Exercise details: Pick out all lines of the entries that include the word "每个即时价格" and copy them.

***** Available data

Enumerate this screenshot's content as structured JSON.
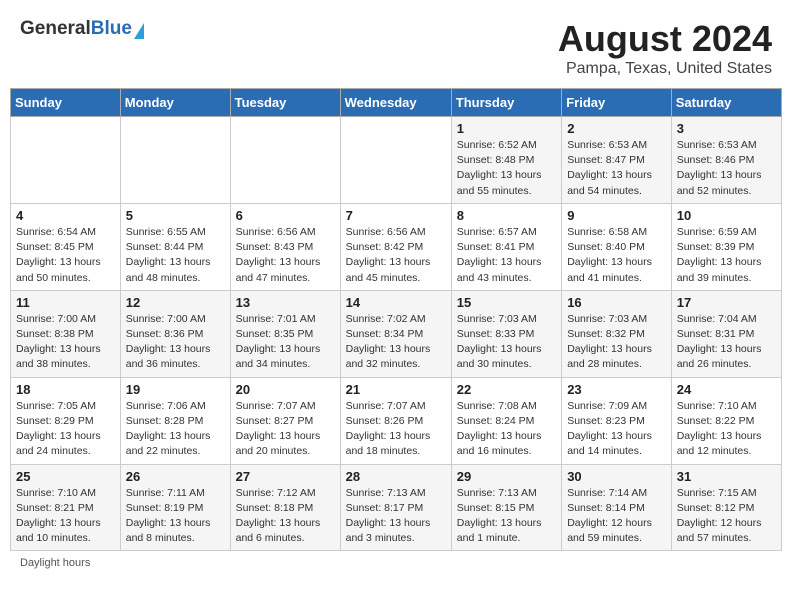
{
  "header": {
    "logo_general": "General",
    "logo_blue": "Blue",
    "title": "August 2024",
    "subtitle": "Pampa, Texas, United States"
  },
  "days_of_week": [
    "Sunday",
    "Monday",
    "Tuesday",
    "Wednesday",
    "Thursday",
    "Friday",
    "Saturday"
  ],
  "weeks": [
    [
      {
        "day": "",
        "info": ""
      },
      {
        "day": "",
        "info": ""
      },
      {
        "day": "",
        "info": ""
      },
      {
        "day": "",
        "info": ""
      },
      {
        "day": "1",
        "info": "Sunrise: 6:52 AM\nSunset: 8:48 PM\nDaylight: 13 hours and 55 minutes."
      },
      {
        "day": "2",
        "info": "Sunrise: 6:53 AM\nSunset: 8:47 PM\nDaylight: 13 hours and 54 minutes."
      },
      {
        "day": "3",
        "info": "Sunrise: 6:53 AM\nSunset: 8:46 PM\nDaylight: 13 hours and 52 minutes."
      }
    ],
    [
      {
        "day": "4",
        "info": "Sunrise: 6:54 AM\nSunset: 8:45 PM\nDaylight: 13 hours and 50 minutes."
      },
      {
        "day": "5",
        "info": "Sunrise: 6:55 AM\nSunset: 8:44 PM\nDaylight: 13 hours and 48 minutes."
      },
      {
        "day": "6",
        "info": "Sunrise: 6:56 AM\nSunset: 8:43 PM\nDaylight: 13 hours and 47 minutes."
      },
      {
        "day": "7",
        "info": "Sunrise: 6:56 AM\nSunset: 8:42 PM\nDaylight: 13 hours and 45 minutes."
      },
      {
        "day": "8",
        "info": "Sunrise: 6:57 AM\nSunset: 8:41 PM\nDaylight: 13 hours and 43 minutes."
      },
      {
        "day": "9",
        "info": "Sunrise: 6:58 AM\nSunset: 8:40 PM\nDaylight: 13 hours and 41 minutes."
      },
      {
        "day": "10",
        "info": "Sunrise: 6:59 AM\nSunset: 8:39 PM\nDaylight: 13 hours and 39 minutes."
      }
    ],
    [
      {
        "day": "11",
        "info": "Sunrise: 7:00 AM\nSunset: 8:38 PM\nDaylight: 13 hours and 38 minutes."
      },
      {
        "day": "12",
        "info": "Sunrise: 7:00 AM\nSunset: 8:36 PM\nDaylight: 13 hours and 36 minutes."
      },
      {
        "day": "13",
        "info": "Sunrise: 7:01 AM\nSunset: 8:35 PM\nDaylight: 13 hours and 34 minutes."
      },
      {
        "day": "14",
        "info": "Sunrise: 7:02 AM\nSunset: 8:34 PM\nDaylight: 13 hours and 32 minutes."
      },
      {
        "day": "15",
        "info": "Sunrise: 7:03 AM\nSunset: 8:33 PM\nDaylight: 13 hours and 30 minutes."
      },
      {
        "day": "16",
        "info": "Sunrise: 7:03 AM\nSunset: 8:32 PM\nDaylight: 13 hours and 28 minutes."
      },
      {
        "day": "17",
        "info": "Sunrise: 7:04 AM\nSunset: 8:31 PM\nDaylight: 13 hours and 26 minutes."
      }
    ],
    [
      {
        "day": "18",
        "info": "Sunrise: 7:05 AM\nSunset: 8:29 PM\nDaylight: 13 hours and 24 minutes."
      },
      {
        "day": "19",
        "info": "Sunrise: 7:06 AM\nSunset: 8:28 PM\nDaylight: 13 hours and 22 minutes."
      },
      {
        "day": "20",
        "info": "Sunrise: 7:07 AM\nSunset: 8:27 PM\nDaylight: 13 hours and 20 minutes."
      },
      {
        "day": "21",
        "info": "Sunrise: 7:07 AM\nSunset: 8:26 PM\nDaylight: 13 hours and 18 minutes."
      },
      {
        "day": "22",
        "info": "Sunrise: 7:08 AM\nSunset: 8:24 PM\nDaylight: 13 hours and 16 minutes."
      },
      {
        "day": "23",
        "info": "Sunrise: 7:09 AM\nSunset: 8:23 PM\nDaylight: 13 hours and 14 minutes."
      },
      {
        "day": "24",
        "info": "Sunrise: 7:10 AM\nSunset: 8:22 PM\nDaylight: 13 hours and 12 minutes."
      }
    ],
    [
      {
        "day": "25",
        "info": "Sunrise: 7:10 AM\nSunset: 8:21 PM\nDaylight: 13 hours and 10 minutes."
      },
      {
        "day": "26",
        "info": "Sunrise: 7:11 AM\nSunset: 8:19 PM\nDaylight: 13 hours and 8 minutes."
      },
      {
        "day": "27",
        "info": "Sunrise: 7:12 AM\nSunset: 8:18 PM\nDaylight: 13 hours and 6 minutes."
      },
      {
        "day": "28",
        "info": "Sunrise: 7:13 AM\nSunset: 8:17 PM\nDaylight: 13 hours and 3 minutes."
      },
      {
        "day": "29",
        "info": "Sunrise: 7:13 AM\nSunset: 8:15 PM\nDaylight: 13 hours and 1 minute."
      },
      {
        "day": "30",
        "info": "Sunrise: 7:14 AM\nSunset: 8:14 PM\nDaylight: 12 hours and 59 minutes."
      },
      {
        "day": "31",
        "info": "Sunrise: 7:15 AM\nSunset: 8:12 PM\nDaylight: 12 hours and 57 minutes."
      }
    ]
  ],
  "footer": "Daylight hours"
}
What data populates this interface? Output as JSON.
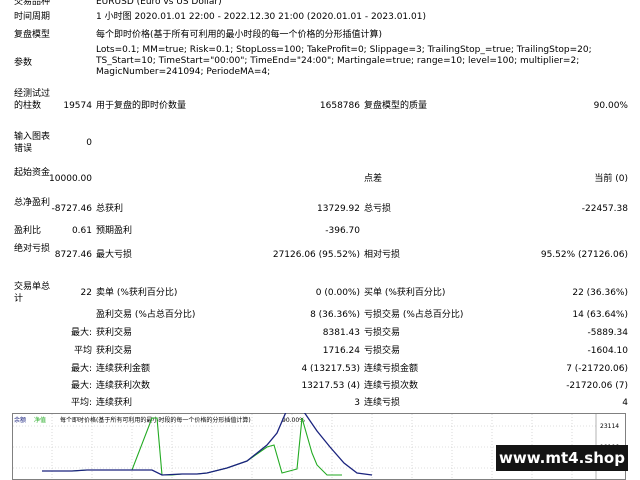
{
  "top": {
    "symbol_label": "交易品种",
    "symbol_value": "EURUSD (Euro vs US Dollar)",
    "period_label": "时间周期",
    "period_value": "1 小时图 2020.01.01 22:00 - 2022.12.30 21:00 (2020.01.01 - 2023.01.01)",
    "model_label": "复盘模型",
    "model_value": "每个即时价格(基于所有可利用的最小时段的每一个价格的分形插值计算)",
    "params_label": "参数",
    "params_value": "Lots=0.1; MM=true; Risk=0.1; StopLoss=100; TakeProfit=0; Slippage=3; TrailingStop_=true; TrailingStop=20; TS_Start=10; TimeStart=\"00:00\"; TimeEnd=\"24:00\"; Martingale=true; range=10; level=100; multiplier=2; MagicNumber=241094; PeriodeMA=4;"
  },
  "stats": {
    "bars_label": "经测试过的柱数",
    "bars_value": "19574",
    "ticks_label": "用于复盘的即时价数量",
    "ticks_value": "1658786",
    "quality_label": "复盘模型的质量",
    "quality_value": "90.00%",
    "errors_label": "输入图表错误",
    "errors_value": "0",
    "deposit_label": "起始资金",
    "deposit_value": "10000.00",
    "spread_label": "点差",
    "spread_value": "当前 (0)",
    "netprofit_label": "总净盈利",
    "netprofit_value": "-8727.46",
    "grossprofit_label": "总获利",
    "grossprofit_value": "13729.92",
    "grossloss_label": "总亏损",
    "grossloss_value": "-22457.38",
    "pf_label": "盈利比",
    "pf_value": "0.61",
    "expected_label": "预期盈利",
    "expected_value": "-396.70",
    "absdd_label": "绝对亏损",
    "absdd_value": "8727.46",
    "maxdd_label": "最大亏损",
    "maxdd_value": "27126.06 (95.52%)",
    "reldd_label": "相对亏损",
    "reldd_value": "95.52% (27126.06)",
    "trades_label": "交易单总计",
    "trades_value": "22",
    "short_label": "卖单 (%获利百分比)",
    "short_value": "0 (0.00%)",
    "long_label": "买单 (%获利百分比)",
    "long_value": "22 (36.36%)",
    "win_label": "盈利交易 (%占总百分比)",
    "win_value": "8 (36.36%)",
    "loss_label": "亏损交易 (%占总百分比)",
    "loss_value": "14 (63.64%)",
    "max1_label": "最大:",
    "largest_win_label": "获利交易",
    "largest_win_value": "8381.43",
    "largest_loss_label": "亏损交易",
    "largest_loss_value": "-5889.34",
    "avg1_label": "平均",
    "avg_win_label": "获利交易",
    "avg_win_value": "1716.24",
    "avg_loss_label": "亏损交易",
    "avg_loss_value": "-1604.10",
    "max2_label": "最大:",
    "cons_win_amt_label": "连续获利金额",
    "cons_win_amt_value": "4 (13217.53)",
    "cons_loss_amt_label": "连续亏损金额",
    "cons_loss_amt_value": "7 (-21720.06)",
    "max3_label": "最大:",
    "cons_win_cnt_label": "连续获利次数",
    "cons_win_cnt_value": "13217.53 (4)",
    "cons_loss_cnt_label": "连续亏损次数",
    "cons_loss_cnt_value": "-21720.06 (7)",
    "avg2_label": "平均:",
    "avg_cons_win_label": "连续获利",
    "avg_cons_win_value": "3",
    "avg_cons_loss_label": "连续亏损",
    "avg_cons_loss_value": "4"
  },
  "chart": {
    "legend_balance": "余额",
    "legend_equity": "净值",
    "legend_model": "每个即时价格(基于所有可利用的最小时段的每一个价格的分形插值计算)",
    "legend_quality": "90.00%",
    "ytick_top": "23114",
    "ytick_mid": "18106",
    "ytick_bot": "11644",
    "balance_color": "#1a237e",
    "equity_color": "#22aa22"
  },
  "watermark": "www.mt4.shop"
}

**********

Exercise output:
    "model_value": "每个即时价格(基于所有可利用的最小时段的每一个价格的分形插值计算)",
    "legend_model": "每个即时价格(基于所有可利用的最小时段的每一个价格的分形插值计算)",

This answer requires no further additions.